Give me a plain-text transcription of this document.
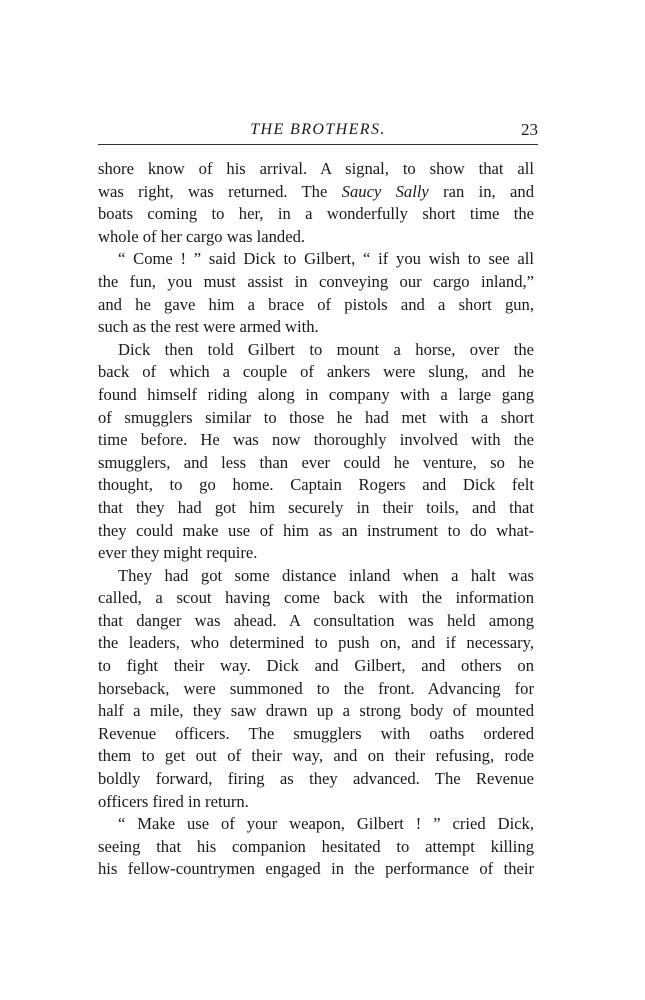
THE BROTHERS.	23
shore know of his arrival. A signal, to show that all
was right, was returned. The Saucy Sally ran in, and
boats coming to her, in a wonderfully short time the
whole of her cargo was landed.
“ Come ! ” said Dick to Gilbert, “ if you wish to see all
the fun, you must assist in conveying our cargo inland,”
and he gave him a brace of pistols and a short gun,
such as the rest were armed with.
Dick then told Gilbert to mount a horse, over the
back of which a couple of ankers were slung, and he
found himself riding along in company with a large gang
of smugglers similar to those he had met with a short
time before. He was now thoroughly involved with the
smugglers, and less than ever could he venture, so he
thought, to go home. Captain Rogers and Dick felt
that they had got him securely in their toils, and that
they could make use of him as an instrument to do what-
ever they might require.
They had got some distance inland when a halt was
called, a scout having come back with the information
that danger was ahead. A consultation was held among
the leaders, who determined to push on, and if necessary,
to fight their way. Dick and Gilbert, and others on
horseback, were summoned to the front. Advancing for
half a mile, they saw drawn up a strong body of mounted
Revenue officers. The smugglers with oaths ordered
them to get out of their way, and on their refusing, rode
boldly forward, firing as they advanced. The Revenue
officers fired in return.
“ Make use of your weapon, Gilbert ! ” cried Dick,
seeing that his companion hesitated to attempt killing
his fellow-countrymen engaged in the performance of their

******

**The problem**. Each line of the material that holds the string "inland" counts once; give the total alone.

**Result of the task**. 2